**Passage to read:**
Good style helps reduce errors and aids readability. This book will show you how and why.

“Writing a spreadsheet is like writing a computer program”

If you go to the library and look up “spreadsheet style” in the various databases, you will find articles mostly in the accounting literature, a few in operations research (my own field), and a very few in computer science. Most of this literature uses metaphors based on programming itself. In effect, people who have written about spreadsheet style have in their heads the metaphor that “Writing a spreadsheet is like writing a computer program.”

Thus, most of these people recommend that a spreadsheet writer should divide the spreadsheet into modules of input, analysis, output, and documentation.

David Freeman, “How to make spreadsheets error-proof,” Journal of Accountancy, May 1996, vol. 181, no. 5, pp. 75-77.

**Requirements:** Could you repeat the passage on spreadsheet style word for word, from "Good style helps" to "5, pp. 75-77."? The material has no part in this.

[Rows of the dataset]
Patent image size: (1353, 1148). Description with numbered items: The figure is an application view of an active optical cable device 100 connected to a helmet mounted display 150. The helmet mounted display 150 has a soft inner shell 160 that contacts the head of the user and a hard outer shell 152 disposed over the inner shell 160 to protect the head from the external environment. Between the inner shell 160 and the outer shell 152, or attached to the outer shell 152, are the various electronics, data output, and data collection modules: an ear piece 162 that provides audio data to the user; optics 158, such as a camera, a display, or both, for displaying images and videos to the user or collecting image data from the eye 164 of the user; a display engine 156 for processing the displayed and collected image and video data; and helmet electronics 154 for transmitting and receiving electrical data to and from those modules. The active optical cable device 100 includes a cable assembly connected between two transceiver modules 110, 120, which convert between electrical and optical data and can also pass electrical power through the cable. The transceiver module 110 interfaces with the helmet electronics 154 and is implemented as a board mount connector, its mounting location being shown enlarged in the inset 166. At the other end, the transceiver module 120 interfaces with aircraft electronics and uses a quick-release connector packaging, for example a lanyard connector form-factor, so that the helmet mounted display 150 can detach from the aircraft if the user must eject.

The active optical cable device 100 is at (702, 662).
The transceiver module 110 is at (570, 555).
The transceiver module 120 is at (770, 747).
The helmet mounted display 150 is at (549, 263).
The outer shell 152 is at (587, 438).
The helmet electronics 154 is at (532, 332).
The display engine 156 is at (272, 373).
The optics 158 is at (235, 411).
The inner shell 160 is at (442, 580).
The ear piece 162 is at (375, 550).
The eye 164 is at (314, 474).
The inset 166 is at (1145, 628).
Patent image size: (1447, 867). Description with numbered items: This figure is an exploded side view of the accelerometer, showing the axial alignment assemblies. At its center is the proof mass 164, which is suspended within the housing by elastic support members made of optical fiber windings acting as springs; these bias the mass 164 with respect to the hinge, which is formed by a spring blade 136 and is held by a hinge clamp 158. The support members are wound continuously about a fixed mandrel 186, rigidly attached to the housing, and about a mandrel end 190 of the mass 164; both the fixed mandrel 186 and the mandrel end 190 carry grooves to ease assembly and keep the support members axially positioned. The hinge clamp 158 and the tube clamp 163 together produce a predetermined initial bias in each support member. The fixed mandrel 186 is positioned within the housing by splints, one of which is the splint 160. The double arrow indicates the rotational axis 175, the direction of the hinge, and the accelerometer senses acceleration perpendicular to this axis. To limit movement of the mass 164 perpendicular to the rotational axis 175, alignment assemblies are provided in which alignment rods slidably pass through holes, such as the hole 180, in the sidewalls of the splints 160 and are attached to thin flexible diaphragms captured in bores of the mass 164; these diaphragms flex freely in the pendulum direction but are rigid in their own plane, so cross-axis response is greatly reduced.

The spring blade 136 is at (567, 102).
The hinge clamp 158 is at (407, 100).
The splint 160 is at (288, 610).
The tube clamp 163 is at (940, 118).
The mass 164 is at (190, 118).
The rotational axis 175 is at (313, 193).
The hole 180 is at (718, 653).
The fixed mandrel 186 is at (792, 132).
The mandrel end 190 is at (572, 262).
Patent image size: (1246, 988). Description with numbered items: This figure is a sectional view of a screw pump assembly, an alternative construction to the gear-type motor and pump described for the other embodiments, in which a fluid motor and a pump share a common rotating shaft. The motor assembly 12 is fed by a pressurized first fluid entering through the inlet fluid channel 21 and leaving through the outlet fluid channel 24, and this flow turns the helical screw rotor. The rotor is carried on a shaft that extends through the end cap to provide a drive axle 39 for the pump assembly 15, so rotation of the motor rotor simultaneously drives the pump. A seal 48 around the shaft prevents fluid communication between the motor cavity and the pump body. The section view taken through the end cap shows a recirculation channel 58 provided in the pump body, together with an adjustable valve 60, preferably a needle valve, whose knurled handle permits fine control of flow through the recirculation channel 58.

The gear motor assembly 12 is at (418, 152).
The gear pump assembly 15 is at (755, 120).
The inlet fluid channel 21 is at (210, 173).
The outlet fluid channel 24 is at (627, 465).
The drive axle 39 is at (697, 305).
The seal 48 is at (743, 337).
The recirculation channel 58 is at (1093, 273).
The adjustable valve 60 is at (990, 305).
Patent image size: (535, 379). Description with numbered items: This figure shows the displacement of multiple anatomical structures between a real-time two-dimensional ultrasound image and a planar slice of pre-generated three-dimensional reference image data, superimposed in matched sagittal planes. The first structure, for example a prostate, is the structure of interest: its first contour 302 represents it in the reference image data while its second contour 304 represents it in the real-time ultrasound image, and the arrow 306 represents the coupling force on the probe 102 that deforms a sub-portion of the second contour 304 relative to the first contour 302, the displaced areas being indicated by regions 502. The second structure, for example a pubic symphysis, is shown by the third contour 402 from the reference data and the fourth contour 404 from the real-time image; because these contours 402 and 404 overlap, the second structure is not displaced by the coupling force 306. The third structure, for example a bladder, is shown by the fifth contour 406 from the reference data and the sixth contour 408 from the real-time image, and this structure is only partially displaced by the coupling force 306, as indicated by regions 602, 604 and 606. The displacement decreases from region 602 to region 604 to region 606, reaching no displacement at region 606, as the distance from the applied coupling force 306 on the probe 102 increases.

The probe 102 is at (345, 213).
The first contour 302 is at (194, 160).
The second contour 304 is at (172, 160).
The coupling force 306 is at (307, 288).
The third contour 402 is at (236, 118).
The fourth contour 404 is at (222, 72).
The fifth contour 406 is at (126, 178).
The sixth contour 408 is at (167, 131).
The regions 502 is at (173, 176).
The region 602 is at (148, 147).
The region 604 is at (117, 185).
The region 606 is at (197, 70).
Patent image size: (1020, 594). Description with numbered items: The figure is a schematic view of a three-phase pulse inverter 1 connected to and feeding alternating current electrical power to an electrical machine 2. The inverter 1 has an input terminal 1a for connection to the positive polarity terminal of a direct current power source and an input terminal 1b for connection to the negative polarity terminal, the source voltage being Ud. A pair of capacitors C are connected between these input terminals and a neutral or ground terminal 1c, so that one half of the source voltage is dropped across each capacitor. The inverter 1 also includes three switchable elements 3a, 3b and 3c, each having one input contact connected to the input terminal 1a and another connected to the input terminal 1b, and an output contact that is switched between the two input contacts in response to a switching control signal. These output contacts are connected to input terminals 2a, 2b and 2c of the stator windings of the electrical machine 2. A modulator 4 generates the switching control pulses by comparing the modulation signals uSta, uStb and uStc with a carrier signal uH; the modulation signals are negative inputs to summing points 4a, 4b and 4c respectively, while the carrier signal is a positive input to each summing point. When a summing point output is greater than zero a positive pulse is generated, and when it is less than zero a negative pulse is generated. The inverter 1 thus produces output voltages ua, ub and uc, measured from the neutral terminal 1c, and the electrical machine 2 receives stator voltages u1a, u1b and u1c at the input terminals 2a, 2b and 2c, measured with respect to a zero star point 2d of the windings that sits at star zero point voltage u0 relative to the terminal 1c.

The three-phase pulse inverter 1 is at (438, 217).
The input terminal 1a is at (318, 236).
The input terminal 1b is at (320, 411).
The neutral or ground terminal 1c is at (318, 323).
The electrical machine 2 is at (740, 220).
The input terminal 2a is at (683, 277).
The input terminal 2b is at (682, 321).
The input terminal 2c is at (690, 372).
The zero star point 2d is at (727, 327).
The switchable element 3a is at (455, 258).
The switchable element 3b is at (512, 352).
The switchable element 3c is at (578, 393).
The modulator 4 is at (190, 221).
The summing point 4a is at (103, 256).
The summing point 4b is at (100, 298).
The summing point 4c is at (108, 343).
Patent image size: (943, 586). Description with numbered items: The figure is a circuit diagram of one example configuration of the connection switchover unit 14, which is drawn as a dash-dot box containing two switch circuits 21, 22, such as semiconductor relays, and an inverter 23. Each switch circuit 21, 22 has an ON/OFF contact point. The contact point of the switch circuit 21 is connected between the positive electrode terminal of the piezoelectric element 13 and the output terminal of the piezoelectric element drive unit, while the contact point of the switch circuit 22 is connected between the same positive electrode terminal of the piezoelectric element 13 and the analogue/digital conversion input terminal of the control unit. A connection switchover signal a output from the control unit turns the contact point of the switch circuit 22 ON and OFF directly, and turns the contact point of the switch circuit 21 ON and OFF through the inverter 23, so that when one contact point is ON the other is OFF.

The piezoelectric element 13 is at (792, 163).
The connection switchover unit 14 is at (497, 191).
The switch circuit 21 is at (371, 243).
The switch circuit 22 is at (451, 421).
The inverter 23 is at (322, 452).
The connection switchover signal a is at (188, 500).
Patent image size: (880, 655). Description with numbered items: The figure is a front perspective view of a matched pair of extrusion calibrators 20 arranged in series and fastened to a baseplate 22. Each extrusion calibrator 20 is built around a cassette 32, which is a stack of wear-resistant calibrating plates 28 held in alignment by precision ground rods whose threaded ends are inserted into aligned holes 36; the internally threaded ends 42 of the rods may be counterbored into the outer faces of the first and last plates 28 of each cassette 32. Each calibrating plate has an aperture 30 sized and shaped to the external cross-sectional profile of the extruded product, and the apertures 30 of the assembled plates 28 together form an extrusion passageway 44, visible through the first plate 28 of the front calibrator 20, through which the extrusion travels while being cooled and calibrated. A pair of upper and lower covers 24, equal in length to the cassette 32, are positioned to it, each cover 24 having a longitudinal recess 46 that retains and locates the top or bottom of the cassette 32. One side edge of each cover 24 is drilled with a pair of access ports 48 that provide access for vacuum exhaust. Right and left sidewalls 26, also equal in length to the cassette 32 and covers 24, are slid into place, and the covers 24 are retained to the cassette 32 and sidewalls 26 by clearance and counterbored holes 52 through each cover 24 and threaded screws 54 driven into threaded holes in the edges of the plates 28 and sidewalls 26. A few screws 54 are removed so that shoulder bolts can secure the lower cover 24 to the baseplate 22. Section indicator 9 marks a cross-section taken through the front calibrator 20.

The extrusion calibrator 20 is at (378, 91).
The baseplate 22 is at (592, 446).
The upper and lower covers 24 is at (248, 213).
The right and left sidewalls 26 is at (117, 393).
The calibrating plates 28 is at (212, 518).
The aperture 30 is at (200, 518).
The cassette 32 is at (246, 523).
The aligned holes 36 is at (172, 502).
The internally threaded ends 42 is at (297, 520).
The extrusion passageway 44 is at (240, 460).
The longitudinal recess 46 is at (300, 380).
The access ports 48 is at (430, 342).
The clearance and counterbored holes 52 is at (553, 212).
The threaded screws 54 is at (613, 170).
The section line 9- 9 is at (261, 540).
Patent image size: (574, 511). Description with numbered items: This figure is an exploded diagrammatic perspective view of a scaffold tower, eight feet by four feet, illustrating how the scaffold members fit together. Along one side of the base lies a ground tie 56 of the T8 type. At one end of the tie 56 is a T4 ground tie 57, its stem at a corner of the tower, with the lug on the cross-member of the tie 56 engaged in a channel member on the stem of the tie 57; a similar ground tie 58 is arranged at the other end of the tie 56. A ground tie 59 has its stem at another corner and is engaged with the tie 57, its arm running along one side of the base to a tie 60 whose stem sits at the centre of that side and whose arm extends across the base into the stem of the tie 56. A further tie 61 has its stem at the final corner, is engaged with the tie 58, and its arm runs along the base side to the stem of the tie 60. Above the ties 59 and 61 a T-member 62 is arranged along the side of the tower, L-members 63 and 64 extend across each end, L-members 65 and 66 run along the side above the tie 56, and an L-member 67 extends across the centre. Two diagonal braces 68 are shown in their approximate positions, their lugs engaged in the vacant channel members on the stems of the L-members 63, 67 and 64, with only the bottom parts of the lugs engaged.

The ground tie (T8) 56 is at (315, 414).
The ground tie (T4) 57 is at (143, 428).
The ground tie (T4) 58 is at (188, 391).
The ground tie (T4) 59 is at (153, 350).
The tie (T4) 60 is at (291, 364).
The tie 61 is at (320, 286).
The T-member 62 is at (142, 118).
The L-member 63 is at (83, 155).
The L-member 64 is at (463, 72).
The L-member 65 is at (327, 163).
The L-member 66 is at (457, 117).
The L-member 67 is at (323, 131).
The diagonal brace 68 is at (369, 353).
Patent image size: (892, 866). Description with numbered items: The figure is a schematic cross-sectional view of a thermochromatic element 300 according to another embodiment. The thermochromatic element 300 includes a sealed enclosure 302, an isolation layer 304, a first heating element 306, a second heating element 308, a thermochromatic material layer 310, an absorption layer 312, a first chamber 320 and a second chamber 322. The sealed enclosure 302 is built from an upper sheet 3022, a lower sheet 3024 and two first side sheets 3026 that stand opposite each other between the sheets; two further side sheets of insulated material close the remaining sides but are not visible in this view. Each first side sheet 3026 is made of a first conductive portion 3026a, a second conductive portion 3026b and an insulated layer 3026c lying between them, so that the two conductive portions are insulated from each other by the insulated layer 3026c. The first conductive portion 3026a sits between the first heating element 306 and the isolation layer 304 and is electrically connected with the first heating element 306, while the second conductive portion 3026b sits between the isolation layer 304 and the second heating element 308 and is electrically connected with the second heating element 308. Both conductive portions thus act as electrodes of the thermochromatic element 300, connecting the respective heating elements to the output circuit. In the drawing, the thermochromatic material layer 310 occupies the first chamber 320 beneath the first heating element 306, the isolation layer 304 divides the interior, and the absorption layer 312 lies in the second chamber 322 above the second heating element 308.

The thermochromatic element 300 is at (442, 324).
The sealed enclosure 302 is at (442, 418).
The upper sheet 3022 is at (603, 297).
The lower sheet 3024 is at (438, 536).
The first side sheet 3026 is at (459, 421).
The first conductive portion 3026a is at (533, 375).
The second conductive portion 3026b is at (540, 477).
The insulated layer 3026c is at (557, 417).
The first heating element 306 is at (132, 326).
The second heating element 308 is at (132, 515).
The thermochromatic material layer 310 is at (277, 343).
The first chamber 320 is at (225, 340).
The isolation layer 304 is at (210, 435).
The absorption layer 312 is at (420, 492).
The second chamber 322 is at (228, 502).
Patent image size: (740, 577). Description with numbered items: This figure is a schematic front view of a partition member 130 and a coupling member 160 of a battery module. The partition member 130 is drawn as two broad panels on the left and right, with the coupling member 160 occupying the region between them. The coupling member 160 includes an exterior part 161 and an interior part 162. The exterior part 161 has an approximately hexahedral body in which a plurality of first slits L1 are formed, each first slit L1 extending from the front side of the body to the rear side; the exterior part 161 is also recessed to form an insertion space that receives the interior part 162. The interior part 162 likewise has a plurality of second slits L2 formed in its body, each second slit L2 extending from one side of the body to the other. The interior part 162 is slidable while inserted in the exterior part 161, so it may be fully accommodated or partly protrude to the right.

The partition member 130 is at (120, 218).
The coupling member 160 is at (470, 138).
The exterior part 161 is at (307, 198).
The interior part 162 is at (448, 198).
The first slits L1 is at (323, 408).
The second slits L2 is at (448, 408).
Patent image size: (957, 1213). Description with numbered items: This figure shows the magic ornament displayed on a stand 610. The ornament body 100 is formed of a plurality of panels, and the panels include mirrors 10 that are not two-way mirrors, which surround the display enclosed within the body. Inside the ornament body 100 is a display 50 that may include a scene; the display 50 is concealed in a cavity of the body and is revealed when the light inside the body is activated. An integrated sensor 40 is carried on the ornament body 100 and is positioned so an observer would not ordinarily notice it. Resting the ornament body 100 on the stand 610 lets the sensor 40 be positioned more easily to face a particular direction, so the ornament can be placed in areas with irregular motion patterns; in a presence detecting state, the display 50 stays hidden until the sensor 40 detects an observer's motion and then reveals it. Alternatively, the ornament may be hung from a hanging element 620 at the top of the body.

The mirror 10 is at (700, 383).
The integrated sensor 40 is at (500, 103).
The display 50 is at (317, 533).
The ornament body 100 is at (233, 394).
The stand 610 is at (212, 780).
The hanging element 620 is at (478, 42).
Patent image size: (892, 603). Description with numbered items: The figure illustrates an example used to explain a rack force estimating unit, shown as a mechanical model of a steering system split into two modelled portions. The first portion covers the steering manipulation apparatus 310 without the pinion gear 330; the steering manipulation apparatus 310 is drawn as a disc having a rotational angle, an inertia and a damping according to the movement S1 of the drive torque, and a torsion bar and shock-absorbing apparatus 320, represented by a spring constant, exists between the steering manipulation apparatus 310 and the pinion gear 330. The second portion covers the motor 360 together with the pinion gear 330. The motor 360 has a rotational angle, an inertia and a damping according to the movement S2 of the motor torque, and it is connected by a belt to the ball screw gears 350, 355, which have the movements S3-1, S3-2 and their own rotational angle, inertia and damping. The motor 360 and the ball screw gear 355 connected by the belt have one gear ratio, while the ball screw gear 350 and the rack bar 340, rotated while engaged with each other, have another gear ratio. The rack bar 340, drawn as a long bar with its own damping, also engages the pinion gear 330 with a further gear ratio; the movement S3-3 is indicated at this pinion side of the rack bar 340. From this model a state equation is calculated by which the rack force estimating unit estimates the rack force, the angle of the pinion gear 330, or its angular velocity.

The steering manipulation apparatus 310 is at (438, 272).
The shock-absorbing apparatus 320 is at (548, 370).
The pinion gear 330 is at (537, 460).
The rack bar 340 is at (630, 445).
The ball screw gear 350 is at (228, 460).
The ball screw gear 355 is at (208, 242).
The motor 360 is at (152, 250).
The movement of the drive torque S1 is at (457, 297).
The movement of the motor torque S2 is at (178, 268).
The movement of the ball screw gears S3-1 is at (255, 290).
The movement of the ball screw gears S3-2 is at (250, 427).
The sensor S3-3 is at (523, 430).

**Complete output:**
Good style helps reduce errors and aids readability. This book will show you how and why.

“Writing a spreadsheet is like writing a computer program”

If you go to the library and look up “spreadsheet style” in the various databases, you will find articles mostly in the accounting literature, a few in operations research (my own field), and a very few in computer science. Most of this literature uses metaphors based on programming itself. In effect, people who have written about spreadsheet style have in their heads the metaphor that “Writing a spreadsheet is like writing a computer program.”

Thus, most of these people recommend that a spreadsheet writer should divide the spreadsheet into modules of input, analysis, output, and documentation.

David Freeman, “How to make spreadsheets error-proof,” Journal of Accountancy, May 1996, vol. 181, no. 5, pp. 75-77.